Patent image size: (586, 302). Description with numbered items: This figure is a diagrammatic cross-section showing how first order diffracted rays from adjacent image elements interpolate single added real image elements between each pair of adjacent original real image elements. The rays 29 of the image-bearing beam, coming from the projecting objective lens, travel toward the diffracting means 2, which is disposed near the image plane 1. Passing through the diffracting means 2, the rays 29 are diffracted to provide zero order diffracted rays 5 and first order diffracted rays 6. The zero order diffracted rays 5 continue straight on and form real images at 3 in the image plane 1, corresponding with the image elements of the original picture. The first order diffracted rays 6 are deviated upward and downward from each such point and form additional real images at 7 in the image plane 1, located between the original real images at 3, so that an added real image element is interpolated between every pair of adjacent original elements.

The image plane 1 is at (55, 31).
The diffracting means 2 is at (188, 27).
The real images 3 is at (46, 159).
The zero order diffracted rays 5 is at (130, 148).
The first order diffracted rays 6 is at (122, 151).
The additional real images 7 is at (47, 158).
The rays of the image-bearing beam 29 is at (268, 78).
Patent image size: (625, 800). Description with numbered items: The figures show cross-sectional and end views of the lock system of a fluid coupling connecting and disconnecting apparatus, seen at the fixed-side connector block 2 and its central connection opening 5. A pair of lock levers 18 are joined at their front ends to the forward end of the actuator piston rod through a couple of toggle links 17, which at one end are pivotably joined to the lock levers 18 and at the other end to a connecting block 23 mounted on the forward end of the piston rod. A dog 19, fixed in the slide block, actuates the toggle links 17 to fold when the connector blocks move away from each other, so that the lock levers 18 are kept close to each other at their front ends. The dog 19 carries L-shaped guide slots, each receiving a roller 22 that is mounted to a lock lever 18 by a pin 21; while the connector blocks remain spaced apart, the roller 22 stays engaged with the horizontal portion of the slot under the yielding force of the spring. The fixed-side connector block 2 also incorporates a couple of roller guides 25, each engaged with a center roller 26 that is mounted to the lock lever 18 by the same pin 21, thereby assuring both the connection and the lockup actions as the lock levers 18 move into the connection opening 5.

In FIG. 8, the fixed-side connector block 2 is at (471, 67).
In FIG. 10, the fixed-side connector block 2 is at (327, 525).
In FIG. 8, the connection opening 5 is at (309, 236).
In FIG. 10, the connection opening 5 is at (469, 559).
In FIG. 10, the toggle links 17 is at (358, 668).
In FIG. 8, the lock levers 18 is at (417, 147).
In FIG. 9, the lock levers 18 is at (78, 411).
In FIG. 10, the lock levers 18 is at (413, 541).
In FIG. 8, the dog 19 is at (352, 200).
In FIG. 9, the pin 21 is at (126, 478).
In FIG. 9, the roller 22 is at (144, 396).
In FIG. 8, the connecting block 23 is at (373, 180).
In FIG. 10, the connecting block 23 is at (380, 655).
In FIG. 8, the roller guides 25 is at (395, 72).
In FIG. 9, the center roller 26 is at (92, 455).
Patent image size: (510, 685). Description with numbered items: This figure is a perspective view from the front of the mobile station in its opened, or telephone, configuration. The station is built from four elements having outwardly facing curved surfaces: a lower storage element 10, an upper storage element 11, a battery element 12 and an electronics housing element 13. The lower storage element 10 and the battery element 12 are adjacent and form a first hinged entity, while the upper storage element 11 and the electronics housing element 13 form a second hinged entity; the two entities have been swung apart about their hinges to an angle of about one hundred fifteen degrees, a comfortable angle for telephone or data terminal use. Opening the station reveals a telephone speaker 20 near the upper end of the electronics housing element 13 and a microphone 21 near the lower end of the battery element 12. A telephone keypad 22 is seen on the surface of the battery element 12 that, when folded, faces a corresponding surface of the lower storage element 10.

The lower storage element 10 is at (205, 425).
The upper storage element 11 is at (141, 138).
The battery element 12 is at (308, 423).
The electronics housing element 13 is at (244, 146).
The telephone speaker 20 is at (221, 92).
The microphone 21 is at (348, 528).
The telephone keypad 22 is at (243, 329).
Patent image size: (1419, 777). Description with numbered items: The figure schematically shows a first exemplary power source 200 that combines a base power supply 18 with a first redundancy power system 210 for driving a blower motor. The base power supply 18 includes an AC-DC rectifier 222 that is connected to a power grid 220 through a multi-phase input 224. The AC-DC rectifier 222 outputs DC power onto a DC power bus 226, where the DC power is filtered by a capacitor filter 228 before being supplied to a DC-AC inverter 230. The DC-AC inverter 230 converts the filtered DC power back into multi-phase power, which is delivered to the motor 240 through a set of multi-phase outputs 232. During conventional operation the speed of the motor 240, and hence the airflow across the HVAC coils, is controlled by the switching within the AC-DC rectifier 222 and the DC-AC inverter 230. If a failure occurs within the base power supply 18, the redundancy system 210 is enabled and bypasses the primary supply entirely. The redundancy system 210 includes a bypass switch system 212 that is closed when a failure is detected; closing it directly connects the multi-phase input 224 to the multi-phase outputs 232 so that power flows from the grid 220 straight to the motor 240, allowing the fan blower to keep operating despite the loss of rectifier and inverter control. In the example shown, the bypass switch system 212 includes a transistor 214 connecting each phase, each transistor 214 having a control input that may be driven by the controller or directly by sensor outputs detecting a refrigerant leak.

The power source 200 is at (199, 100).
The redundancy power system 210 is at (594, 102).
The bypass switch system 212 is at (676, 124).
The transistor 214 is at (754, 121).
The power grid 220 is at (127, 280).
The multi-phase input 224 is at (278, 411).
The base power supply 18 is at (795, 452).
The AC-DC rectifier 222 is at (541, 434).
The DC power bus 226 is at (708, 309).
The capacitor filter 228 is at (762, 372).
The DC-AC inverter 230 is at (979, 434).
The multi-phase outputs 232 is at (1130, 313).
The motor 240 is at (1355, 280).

■ **OBJECTIVE**
Retype, word for word, the lines from the one containing "Patent image size: (510, 685)." through the one containing "The electronics housing element 13 is", including both of those lines.

■ **EXERCISE RESULT**
Patent image size: (510, 685). Description with numbered items: This figure is a perspective view from the front of the mobile station in its opened, or telephone, configuration. The station is built from four elements having outwardly facing curved surfaces: a lower storage element 10, an upper storage element 11, a battery element 12 and an electronics housing element 13. The lower storage element 10 and the battery element 12 are adjacent and form a first hinged entity, while the upper storage element 11 and the electronics housing element 13 form a second hinged entity; the two entities have been swung apart about their hinges to an angle of about one hundred fifteen degrees, a comfortable angle for telephone or data terminal use. Opening the station reveals a telephone speaker 20 near the upper end of the electronics housing element 13 and a microphone 21 near the lower end of the battery element 12. A telephone keypad 22 is seen on the surface of the battery element 12 that, when folded, faces a corresponding surface of the lower storage element 10.

The lower storage element 10 is at (205, 425).
The upper storage element 11 is at (141, 138).
The battery element 12 is at (308, 423).
The electronics housing element 13 is at (244, 146).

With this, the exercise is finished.